Stored entries:
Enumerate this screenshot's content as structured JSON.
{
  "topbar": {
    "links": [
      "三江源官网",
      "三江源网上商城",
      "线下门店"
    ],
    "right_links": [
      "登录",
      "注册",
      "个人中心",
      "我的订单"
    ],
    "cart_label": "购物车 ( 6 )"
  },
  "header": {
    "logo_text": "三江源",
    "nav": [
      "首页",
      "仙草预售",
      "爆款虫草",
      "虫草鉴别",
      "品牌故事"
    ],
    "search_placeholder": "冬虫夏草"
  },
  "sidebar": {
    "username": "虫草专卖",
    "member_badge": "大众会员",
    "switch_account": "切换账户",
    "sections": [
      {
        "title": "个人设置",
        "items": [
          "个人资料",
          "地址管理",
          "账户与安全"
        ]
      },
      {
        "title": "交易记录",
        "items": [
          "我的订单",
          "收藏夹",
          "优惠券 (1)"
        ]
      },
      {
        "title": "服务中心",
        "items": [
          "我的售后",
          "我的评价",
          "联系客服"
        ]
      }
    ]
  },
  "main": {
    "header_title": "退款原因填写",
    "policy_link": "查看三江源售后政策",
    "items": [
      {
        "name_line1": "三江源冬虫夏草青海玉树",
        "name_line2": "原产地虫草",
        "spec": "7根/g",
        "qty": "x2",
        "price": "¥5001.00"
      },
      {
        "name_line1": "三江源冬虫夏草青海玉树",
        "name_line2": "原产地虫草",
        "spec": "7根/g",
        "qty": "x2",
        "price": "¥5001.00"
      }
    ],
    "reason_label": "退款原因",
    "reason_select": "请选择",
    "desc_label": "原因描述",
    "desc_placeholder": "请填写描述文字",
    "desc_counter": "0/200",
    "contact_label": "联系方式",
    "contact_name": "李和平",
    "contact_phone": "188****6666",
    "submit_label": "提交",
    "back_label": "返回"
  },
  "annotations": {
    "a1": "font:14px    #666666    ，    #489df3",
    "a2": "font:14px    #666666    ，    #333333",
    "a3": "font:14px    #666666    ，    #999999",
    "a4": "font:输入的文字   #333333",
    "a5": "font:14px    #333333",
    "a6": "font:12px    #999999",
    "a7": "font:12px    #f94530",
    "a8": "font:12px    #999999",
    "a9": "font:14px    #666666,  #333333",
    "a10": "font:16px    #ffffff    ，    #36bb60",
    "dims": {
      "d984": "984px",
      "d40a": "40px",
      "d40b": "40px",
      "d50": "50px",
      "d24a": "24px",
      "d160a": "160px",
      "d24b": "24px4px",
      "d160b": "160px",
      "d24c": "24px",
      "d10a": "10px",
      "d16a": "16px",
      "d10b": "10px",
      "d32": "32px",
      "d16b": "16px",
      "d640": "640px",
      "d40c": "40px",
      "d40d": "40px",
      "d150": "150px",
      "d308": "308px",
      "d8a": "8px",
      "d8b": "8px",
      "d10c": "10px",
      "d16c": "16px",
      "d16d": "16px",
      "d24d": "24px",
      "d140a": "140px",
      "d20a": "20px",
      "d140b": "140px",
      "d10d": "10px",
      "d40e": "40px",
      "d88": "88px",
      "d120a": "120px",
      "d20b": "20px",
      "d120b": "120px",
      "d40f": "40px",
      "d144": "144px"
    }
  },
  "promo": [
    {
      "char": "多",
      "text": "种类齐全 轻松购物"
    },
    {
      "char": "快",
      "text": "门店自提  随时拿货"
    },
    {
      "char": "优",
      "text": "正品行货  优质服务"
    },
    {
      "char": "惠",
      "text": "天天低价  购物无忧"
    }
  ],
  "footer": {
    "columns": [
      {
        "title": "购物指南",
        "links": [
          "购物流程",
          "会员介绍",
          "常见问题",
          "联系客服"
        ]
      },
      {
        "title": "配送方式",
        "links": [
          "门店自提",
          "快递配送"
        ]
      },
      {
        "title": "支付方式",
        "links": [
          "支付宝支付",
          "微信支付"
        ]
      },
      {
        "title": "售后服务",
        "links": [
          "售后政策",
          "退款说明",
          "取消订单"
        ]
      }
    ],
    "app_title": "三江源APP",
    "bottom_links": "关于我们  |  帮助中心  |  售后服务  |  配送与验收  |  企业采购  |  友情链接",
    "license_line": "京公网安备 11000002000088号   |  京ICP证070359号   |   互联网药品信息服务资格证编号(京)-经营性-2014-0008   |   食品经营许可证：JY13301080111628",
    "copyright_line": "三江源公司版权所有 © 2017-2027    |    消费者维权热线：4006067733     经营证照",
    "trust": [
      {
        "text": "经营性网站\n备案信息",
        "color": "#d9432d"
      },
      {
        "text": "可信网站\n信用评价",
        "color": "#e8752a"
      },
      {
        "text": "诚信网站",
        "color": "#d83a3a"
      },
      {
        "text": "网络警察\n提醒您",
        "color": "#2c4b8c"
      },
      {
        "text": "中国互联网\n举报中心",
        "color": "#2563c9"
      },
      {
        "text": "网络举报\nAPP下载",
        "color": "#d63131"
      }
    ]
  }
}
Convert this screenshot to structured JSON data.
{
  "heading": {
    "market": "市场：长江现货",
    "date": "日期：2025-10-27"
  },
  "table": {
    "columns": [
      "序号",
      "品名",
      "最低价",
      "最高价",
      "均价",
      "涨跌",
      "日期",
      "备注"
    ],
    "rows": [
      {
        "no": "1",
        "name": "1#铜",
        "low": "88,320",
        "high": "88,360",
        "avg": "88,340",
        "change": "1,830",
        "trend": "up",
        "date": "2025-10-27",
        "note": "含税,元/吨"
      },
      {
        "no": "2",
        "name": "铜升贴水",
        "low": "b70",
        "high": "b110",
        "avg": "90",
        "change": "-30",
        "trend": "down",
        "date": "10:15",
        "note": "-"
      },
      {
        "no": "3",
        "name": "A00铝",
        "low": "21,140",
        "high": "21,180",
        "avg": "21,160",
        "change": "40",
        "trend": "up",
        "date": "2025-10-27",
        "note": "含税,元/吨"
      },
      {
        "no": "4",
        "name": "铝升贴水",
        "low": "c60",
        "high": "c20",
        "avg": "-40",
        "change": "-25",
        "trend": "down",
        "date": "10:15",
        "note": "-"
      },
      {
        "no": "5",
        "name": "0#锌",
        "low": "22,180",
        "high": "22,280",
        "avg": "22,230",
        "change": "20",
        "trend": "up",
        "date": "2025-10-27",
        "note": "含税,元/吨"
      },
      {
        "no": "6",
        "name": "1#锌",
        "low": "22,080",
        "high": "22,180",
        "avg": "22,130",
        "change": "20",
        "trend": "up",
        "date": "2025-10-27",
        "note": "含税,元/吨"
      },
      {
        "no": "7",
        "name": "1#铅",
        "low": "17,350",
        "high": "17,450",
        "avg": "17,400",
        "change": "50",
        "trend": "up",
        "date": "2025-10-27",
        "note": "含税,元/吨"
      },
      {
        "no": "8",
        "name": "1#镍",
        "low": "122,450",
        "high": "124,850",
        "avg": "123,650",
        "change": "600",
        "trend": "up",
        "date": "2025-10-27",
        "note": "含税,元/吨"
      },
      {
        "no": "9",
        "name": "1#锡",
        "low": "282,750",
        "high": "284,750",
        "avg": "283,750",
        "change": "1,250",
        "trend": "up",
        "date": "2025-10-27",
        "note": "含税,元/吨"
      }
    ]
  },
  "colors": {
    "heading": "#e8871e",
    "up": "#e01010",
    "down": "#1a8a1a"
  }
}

> Job
Return the lines above exactly, keeping every word.

> Worked solution
Enumerate this screenshot's content as structured JSON.
{
  "topbar": {
    "links": [
      "三江源官网",
      "三江源网上商城",
      "线下门店"
    ],
    "right_links": [
      "登录",
      "注册",
      "个人中心",
      "我的订单"
    ],
    "cart_label": "购物车 ( 6 )"
  },
  "header": {
    "logo_text": "三江源",
    "nav": [
      "首页",
      "仙草预售",
      "爆款虫草",
      "虫草鉴别",
      "品牌故事"
    ],
    "search_placeholder": "冬虫夏草"
  },
  "sidebar": {
    "username": "虫草专卖",
    "member_badge": "大众会员",
    "switch_account": "切换账户",
    "sections": [
      {
        "title": "个人设置",
        "items": [
          "个人资料",
          "地址管理",
          "账户与安全"
        ]
      },
      {
        "title": "交易记录",
        "items": [
          "我的订单",
          "收藏夹",
          "优惠券 (1)"
        ]
      },
      {
        "title": "服务中心",
        "items": [
          "我的售后",
          "我的评价",
          "联系客服"
        ]
      }
    ]
  },
  "main": {
    "header_title": "退款原因填写",
    "policy_link": "查看三江源售后政策",
    "items": [
      {
        "name_line1": "三江源冬虫夏草青海玉树",
        "name_line2": "原产地虫草",
        "spec": "7根/g",
        "qty": "x2",
        "price": "¥5001.00"
      },
      {
        "name_line1": "三江源冬虫夏草青海玉树",
        "name_line2": "原产地虫草",
        "spec": "7根/g",
        "qty": "x2",
        "price": "¥5001.00"
      }
    ],
    "reason_label": "退款原因",
    "reason_select": "请选择",
    "desc_label": "原因描述",
    "desc_placeholder": "请填写描述文字",
    "desc_counter": "0/200",
    "contact_label": "联系方式",
    "contact_name": "李和平",
    "contact_phone": "188****6666",
    "submit_label": "提交",
    "back_label": "返回"
  },
  "annotations": {
    "a1": "font:14px    #666666    ，    #489df3",
    "a2": "font:14px    #666666    ，    #333333",
    "a3": "font:14px    #666666    ，    #999999",
    "a4": "font:输入的文字   #333333",
    "a5": "font:14px    #333333",
    "a6": "font:12px    #999999",
    "a7": "font:12px    #f94530",
    "a8": "font:12px    #999999",
    "a9": "font:14px    #666666,  #333333",
    "a10": "font:16px    #ffffff    ，    #36bb60",
    "dims": {
      "d984": "984px",
      "d40a": "40px",
      "d40b": "40px",
      "d50": "50px",
      "d24a": "24px",
      "d160a": "160px",
      "d24b": "24px4px",
      "d160b": "160px",
      "d24c": "24px",
      "d10a": "10px",
      "d16a": "16px",
      "d10b": "10px",
      "d32": "32px",
      "d16b": "16px",
      "d640": "640px",
      "d40c": "40px",
      "d40d": "40px",
      "d150": "150px",
      "d308": "308px",
      "d8a": "8px",
      "d8b": "8px",
      "d10c": "10px",
      "d16c": "16px",
      "d16d": "16px",
      "d24d": "24px",
      "d140a": "140px",
      "d20a": "20px",
      "d140b": "140px",
      "d10d": "10px",
      "d40e": "40px",
      "d88": "88px",
      "d120a": "120px",
      "d20b": "20px",
      "d120b": "120px",
      "d40f": "40px",
      "d144": "144px"
    }
  },
  "promo": [
    {
      "char": "多",
      "text": "种类齐全 轻松购物"
    },
    {
      "char": "快",
      "text": "门店自提  随时拿货"
    },
    {
      "char": "优",
      "text": "正品行货  优质服务"
    },
    {
      "char": "惠",
      "text": "天天低价  购物无忧"
    }
  ],
  "footer": {
    "columns": [
      {
        "title": "购物指南",
        "links": [
          "购物流程",
          "会员介绍",
          "常见问题",
          "联系客服"
        ]
      },
      {
        "title": "配送方式",
        "links": [
          "门店自提",
          "快递配送"
        ]
      },
      {
        "title": "支付方式",
        "links": [
          "支付宝支付",
          "微信支付"
        ]
      },
      {
        "title": "售后服务",
        "links": [
          "售后政策",
          "退款说明",
          "取消订单"
        ]
      }
    ],
    "app_title": "三江源APP",
    "bottom_links": "关于我们  |  帮助中心  |  售后服务  |  配送与验收  |  企业采购  |  友情链接",
    "license_line": "京公网安备 11000002000088号   |  京ICP证070359号   |   互联网药品信息服务资格证编号(京)-经营性-2014-0008   |   食品经营许可证：JY13301080111628",
    "copyright_line": "三江源公司版权所有 © 2017-2027    |    消费者维权热线：4006067733     经营证照",
    "trust": [
      {
        "text": "经营性网站\n备案信息",
        "color": "#d9432d"
      },
      {
        "text": "可信网站\n信用评价",
        "color": "#e8752a"
      },
      {
        "text": "诚信网站",
        "color": "#d83a3a"
      },
      {
        "text": "网络警察\n提醒您",
        "color": "#2c4b8c"
      },
      {
        "text": "中国互联网\n举报中心",
        "color": "#2563c9"
      },
      {
        "text": "网络举报\nAPP下载",
        "color": "#d63131"
      }
    ]
  }
}
Convert this screenshot to structured JSON data.
{
  "heading": {
    "market": "市场：长江现货",
    "date": "日期：2025-10-27"
  },
  "table": {
    "columns": [
      "序号",
      "品名",
      "最低价",
      "最高价",
      "均价",
      "涨跌",
      "日期",
      "备注"
    ],
    "rows": [
      {
        "no": "1",
        "name": "1#铜",
        "low": "88,320",
        "high": "88,360",
        "avg": "88,340",
        "change": "1,830",
        "trend": "up",
        "date": "2025-10-27",
        "note": "含税,元/吨"
      },
      {
        "no": "2",
        "name": "铜升贴水",
        "low": "b70",
        "high": "b110",
        "avg": "90",
        "change": "-30",
        "trend": "down",
        "date": "10:15",
        "note": "-"
      },
      {
        "no": "3",
        "name": "A00铝",
        "low": "21,140",
        "high": "21,180",
        "avg": "21,160",
        "change": "40",
        "trend": "up",
        "date": "2025-10-27",
        "note": "含税,元/吨"
      },
      {
        "no": "4",
        "name": "铝升贴水",
        "low": "c60",
        "high": "c20",
        "avg": "-40",
        "change": "-25",
        "trend": "down",
        "date": "10:15",
        "note": "-"
      },
      {
        "no": "5",
        "name": "0#锌",
        "low": "22,180",
        "high": "22,280",
        "avg": "22,230",
        "change": "20",
        "trend": "up",
        "date": "2025-10-27",
        "note": "含税,元/吨"
      },
      {
        "no": "6",
        "name": "1#锌",
        "low": "22,080",
        "high": "22,180",
        "avg": "22,130",
        "change": "20",
        "trend": "up",
        "date": "2025-10-27",
        "note": "含税,元/吨"
      },
      {
        "no": "7",
        "name": "1#铅",
        "low": "17,350",
        "high": "17,450",
        "avg": "17,400",
        "change": "50",
        "trend": "up",
        "date": "2025-10-27",
        "note": "含税,元/吨"
      },
      {
        "no": "8",
        "name": "1#镍",
        "low": "122,450",
        "high": "124,850",
        "avg": "123,650",
        "change": "600",
        "trend": "up",
        "date": "2025-10-27",
        "note": "含税,元/吨"
      },
      {
        "no": "9",
        "name": "1#锡",
        "low": "282,750",
        "high": "284,750",
        "avg": "283,750",
        "change": "1,250",
        "trend": "up",
        "date": "2025-10-27",
        "note": "含税,元/吨"
      }
    ]
  },
  "colors": {
    "heading": "#e8871e",
    "up": "#e01010",
    "down": "#1a8a1a"
  }
}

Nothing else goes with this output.